- Exercise requirements:
Wherever a line holds the string "legend", copy that line.

───── Material supplied

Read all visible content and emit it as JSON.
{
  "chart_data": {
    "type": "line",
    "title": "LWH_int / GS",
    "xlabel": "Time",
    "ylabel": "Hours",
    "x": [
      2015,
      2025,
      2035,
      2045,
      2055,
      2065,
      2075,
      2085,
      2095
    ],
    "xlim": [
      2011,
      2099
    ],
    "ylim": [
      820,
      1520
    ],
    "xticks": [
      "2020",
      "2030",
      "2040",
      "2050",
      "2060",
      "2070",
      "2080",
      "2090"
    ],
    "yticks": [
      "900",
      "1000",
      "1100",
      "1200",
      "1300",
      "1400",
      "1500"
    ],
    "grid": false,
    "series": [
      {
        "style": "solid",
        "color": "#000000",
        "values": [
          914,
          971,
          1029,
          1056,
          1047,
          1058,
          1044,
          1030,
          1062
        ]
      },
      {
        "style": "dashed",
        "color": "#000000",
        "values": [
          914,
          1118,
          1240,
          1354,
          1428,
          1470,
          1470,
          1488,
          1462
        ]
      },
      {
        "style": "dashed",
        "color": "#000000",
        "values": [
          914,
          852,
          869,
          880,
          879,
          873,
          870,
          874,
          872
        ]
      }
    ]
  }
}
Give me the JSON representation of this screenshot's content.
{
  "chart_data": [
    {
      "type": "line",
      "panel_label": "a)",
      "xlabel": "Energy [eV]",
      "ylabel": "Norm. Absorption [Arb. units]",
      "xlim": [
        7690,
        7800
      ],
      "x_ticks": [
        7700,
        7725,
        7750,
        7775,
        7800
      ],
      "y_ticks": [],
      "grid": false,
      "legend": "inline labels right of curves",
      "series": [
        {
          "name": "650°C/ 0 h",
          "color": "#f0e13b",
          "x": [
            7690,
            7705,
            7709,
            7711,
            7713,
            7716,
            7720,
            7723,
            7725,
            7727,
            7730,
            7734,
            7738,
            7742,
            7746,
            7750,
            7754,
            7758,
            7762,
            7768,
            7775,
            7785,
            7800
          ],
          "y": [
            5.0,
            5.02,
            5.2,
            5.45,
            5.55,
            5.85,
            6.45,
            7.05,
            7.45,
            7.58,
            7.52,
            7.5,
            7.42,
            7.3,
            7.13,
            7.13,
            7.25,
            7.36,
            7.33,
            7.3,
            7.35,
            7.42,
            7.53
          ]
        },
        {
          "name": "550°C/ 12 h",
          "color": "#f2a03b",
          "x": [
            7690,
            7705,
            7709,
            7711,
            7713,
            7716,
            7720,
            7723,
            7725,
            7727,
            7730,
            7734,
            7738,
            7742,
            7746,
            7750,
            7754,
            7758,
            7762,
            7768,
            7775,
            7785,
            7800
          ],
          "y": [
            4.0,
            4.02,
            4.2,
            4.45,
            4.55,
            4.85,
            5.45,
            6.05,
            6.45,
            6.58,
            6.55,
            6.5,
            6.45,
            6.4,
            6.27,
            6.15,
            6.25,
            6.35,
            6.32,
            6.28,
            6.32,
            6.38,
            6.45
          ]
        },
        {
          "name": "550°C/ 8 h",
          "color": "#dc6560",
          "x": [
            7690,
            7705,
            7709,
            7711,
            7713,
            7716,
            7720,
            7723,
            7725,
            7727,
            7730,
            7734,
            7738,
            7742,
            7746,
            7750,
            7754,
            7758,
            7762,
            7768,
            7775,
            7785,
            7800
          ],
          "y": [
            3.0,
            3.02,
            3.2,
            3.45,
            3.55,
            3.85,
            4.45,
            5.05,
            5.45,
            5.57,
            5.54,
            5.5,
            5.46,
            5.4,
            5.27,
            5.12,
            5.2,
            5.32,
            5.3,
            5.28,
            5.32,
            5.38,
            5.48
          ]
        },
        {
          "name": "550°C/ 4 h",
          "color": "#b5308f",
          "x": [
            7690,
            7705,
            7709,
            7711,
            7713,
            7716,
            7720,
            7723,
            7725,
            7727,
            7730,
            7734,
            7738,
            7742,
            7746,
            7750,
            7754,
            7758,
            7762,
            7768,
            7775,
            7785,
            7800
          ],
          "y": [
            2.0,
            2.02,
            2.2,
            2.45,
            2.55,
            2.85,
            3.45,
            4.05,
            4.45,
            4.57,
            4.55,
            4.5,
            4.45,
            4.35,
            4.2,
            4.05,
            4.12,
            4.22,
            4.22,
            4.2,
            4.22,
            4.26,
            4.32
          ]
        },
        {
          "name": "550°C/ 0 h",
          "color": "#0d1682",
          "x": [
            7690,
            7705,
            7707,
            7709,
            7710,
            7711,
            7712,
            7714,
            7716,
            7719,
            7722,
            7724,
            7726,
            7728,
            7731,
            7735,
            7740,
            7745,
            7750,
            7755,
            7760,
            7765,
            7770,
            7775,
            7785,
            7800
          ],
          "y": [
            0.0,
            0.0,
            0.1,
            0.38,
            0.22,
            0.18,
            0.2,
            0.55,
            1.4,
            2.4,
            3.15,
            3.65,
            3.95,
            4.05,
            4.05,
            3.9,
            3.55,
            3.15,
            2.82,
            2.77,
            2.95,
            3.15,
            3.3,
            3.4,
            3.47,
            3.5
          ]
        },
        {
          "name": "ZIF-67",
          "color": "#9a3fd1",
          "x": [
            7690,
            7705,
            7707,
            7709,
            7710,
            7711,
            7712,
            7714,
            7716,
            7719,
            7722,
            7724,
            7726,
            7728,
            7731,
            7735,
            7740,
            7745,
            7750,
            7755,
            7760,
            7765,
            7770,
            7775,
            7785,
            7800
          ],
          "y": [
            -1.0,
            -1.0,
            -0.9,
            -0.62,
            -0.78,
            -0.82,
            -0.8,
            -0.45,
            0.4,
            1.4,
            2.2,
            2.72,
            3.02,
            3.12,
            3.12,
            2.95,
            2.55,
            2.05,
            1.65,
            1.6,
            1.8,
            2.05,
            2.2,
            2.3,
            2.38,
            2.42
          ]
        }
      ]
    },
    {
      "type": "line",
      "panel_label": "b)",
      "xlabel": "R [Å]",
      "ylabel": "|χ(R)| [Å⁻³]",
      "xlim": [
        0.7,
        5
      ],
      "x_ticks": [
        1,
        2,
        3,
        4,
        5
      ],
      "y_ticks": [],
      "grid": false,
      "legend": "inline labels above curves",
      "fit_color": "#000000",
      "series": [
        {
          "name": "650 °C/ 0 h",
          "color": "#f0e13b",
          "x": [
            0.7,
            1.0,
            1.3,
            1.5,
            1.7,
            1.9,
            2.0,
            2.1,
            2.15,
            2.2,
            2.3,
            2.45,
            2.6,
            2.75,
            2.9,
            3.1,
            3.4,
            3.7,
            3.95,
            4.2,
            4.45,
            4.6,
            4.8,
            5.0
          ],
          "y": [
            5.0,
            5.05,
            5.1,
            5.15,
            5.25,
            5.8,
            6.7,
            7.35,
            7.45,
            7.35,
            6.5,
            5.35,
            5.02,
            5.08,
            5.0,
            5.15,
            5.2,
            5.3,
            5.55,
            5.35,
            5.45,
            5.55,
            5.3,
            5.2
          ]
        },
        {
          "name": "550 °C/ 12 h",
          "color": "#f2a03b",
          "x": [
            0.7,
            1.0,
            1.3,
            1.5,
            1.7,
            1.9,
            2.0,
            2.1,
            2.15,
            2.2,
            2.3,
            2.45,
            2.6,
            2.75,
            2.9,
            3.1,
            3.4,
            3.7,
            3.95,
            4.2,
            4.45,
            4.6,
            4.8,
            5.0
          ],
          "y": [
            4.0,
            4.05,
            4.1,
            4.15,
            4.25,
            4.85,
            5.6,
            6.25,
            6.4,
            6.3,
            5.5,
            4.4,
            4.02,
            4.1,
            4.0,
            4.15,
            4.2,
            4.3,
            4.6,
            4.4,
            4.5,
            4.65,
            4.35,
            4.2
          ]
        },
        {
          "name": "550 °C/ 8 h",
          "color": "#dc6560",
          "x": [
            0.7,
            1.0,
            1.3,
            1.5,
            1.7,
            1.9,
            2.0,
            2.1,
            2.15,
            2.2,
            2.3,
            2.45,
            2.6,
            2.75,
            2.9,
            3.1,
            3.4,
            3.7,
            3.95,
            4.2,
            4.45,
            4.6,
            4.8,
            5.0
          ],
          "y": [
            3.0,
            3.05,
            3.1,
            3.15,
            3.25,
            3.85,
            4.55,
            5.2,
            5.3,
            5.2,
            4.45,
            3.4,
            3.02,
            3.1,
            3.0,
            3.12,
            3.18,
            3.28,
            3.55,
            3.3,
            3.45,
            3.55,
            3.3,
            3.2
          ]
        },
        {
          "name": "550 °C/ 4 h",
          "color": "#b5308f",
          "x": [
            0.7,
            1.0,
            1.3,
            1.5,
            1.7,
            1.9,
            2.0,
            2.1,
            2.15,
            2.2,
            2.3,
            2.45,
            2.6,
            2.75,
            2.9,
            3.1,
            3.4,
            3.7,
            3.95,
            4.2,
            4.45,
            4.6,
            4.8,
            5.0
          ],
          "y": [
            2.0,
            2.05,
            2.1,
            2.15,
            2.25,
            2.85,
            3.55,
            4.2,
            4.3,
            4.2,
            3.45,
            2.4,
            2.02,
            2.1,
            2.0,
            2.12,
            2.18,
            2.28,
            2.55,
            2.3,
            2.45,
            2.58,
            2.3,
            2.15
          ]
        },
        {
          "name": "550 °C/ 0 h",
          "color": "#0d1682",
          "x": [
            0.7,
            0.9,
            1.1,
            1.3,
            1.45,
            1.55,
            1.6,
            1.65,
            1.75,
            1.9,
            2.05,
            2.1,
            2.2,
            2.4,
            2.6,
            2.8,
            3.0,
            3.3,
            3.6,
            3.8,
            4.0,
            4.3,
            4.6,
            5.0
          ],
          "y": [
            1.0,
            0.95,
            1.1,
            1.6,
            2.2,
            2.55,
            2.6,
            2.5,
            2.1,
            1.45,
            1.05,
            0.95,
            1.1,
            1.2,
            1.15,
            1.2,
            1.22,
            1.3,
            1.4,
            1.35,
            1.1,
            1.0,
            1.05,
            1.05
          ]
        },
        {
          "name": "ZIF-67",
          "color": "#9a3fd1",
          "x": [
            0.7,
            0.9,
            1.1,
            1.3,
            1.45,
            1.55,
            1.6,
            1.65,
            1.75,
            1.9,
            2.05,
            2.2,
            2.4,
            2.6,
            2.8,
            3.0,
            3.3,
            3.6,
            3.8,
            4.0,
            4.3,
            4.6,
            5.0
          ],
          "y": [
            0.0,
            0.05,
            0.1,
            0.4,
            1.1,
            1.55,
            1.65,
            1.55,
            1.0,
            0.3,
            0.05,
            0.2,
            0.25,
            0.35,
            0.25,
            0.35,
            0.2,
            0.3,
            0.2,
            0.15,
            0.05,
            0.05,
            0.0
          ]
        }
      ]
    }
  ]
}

──────────

- Written answer:
      "legend": "inline labels right of curves",
      "legend": "inline labels above curves",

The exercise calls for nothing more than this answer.